DATA ROWS
== == ==

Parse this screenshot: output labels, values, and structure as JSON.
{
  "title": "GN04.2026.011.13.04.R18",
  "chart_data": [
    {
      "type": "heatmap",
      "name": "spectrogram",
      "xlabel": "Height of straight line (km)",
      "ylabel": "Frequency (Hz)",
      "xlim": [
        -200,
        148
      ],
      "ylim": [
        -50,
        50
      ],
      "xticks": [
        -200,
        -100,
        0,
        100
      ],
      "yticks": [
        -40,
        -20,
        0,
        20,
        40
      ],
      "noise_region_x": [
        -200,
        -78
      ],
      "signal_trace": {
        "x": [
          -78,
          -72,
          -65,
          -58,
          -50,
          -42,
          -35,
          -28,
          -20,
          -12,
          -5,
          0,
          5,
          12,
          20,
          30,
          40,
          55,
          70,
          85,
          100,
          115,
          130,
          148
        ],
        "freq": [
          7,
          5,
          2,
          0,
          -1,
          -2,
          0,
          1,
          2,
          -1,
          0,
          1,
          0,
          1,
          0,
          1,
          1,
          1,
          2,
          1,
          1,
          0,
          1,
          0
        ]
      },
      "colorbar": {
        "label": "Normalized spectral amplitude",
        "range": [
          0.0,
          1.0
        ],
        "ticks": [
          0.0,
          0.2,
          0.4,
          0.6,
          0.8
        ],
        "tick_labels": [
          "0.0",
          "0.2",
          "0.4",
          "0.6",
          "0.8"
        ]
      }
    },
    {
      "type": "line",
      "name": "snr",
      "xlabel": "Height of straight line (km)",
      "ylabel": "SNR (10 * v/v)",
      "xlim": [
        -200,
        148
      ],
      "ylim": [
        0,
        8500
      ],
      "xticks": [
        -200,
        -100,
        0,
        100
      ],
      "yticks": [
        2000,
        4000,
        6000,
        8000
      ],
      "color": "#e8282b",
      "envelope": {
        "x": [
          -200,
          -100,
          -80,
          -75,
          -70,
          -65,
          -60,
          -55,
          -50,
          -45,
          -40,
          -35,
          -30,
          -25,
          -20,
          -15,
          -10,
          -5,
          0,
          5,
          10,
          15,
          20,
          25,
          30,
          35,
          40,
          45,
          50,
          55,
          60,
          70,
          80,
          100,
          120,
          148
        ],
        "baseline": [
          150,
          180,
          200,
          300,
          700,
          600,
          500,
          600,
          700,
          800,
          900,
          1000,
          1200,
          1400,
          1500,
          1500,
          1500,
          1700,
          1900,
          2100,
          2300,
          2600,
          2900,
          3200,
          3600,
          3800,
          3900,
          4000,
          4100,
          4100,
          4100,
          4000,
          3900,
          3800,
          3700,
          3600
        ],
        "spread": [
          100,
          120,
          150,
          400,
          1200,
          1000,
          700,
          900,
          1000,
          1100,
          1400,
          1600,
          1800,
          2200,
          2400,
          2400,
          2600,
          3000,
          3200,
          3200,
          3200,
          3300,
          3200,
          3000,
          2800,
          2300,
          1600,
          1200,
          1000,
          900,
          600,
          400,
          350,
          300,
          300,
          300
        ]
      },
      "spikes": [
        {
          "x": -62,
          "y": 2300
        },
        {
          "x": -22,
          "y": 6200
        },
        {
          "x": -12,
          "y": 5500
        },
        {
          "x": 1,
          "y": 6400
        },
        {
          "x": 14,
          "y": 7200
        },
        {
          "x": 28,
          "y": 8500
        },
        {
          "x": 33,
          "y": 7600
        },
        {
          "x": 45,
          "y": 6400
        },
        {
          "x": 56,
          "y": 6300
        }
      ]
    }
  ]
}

== == ==

Using the data above, print every record exactly as shown.

COMPLETE OUTPUT
Parse this screenshot: output labels, values, and structure as JSON.
{
  "title": "GN04.2026.011.13.04.R18",
  "chart_data": [
    {
      "type": "heatmap",
      "name": "spectrogram",
      "xlabel": "Height of straight line (km)",
      "ylabel": "Frequency (Hz)",
      "xlim": [
        -200,
        148
      ],
      "ylim": [
        -50,
        50
      ],
      "xticks": [
        -200,
        -100,
        0,
        100
      ],
      "yticks": [
        -40,
        -20,
        0,
        20,
        40
      ],
      "noise_region_x": [
        -200,
        -78
      ],
      "signal_trace": {
        "x": [
          -78,
          -72,
          -65,
          -58,
          -50,
          -42,
          -35,
          -28,
          -20,
          -12,
          -5,
          0,
          5,
          12,
          20,
          30,
          40,
          55,
          70,
          85,
          100,
          115,
          130,
          148
        ],
        "freq": [
          7,
          5,
          2,
          0,
          -1,
          -2,
          0,
          1,
          2,
          -1,
          0,
          1,
          0,
          1,
          0,
          1,
          1,
          1,
          2,
          1,
          1,
          0,
          1,
          0
        ]
      },
      "colorbar": {
        "label": "Normalized spectral amplitude",
        "range": [
          0.0,
          1.0
        ],
        "ticks": [
          0.0,
          0.2,
          0.4,
          0.6,
          0.8
        ],
        "tick_labels": [
          "0.0",
          "0.2",
          "0.4",
          "0.6",
          "0.8"
        ]
      }
    },
    {
      "type": "line",
      "name": "snr",
      "xlabel": "Height of straight line (km)",
      "ylabel": "SNR (10 * v/v)",
      "xlim": [
        -200,
        148
      ],
      "ylim": [
        0,
        8500
      ],
      "xticks": [
        -200,
        -100,
        0,
        100
      ],
      "yticks": [
        2000,
        4000,
        6000,
        8000
      ],
      "color": "#e8282b",
      "envelope": {
        "x": [
          -200,
          -100,
          -80,
          -75,
          -70,
          -65,
          -60,
          -55,
          -50,
          -45,
          -40,
          -35,
          -30,
          -25,
          -20,
          -15,
          -10,
          -5,
          0,
          5,
          10,
          15,
          20,
          25,
          30,
          35,
          40,
          45,
          50,
          55,
          60,
          70,
          80,
          100,
          120,
          148
        ],
        "baseline": [
          150,
          180,
          200,
          300,
          700,
          600,
          500,
          600,
          700,
          800,
          900,
          1000,
          1200,
          1400,
          1500,
          1500,
          1500,
          1700,
          1900,
          2100,
          2300,
          2600,
          2900,
          3200,
          3600,
          3800,
          3900,
          4000,
          4100,
          4100,
          4100,
          4000,
          3900,
          3800,
          3700,
          3600
        ],
        "spread": [
          100,
          120,
          150,
          400,
          1200,
          1000,
          700,
          900,
          1000,
          1100,
          1400,
          1600,
          1800,
          2200,
          2400,
          2400,
          2600,
          3000,
          3200,
          3200,
          3200,
          3300,
          3200,
          3000,
          2800,
          2300,
          1600,
          1200,
          1000,
          900,
          600,
          400,
          350,
          300,
          300,
          300
        ]
      },
      "spikes": [
        {
          "x": -62,
          "y": 2300
        },
        {
          "x": -22,
          "y": 6200
        },
        {
          "x": -12,
          "y": 5500
        },
        {
          "x": 1,
          "y": 6400
        },
        {
          "x": 14,
          "y": 7200
        },
        {
          "x": 28,
          "y": 8500
        },
        {
          "x": 33,
          "y": 7600
        },
        {
          "x": 45,
          "y": 6400
        },
        {
          "x": 56,
          "y": 6300
        }
      ]
    }
  ]
}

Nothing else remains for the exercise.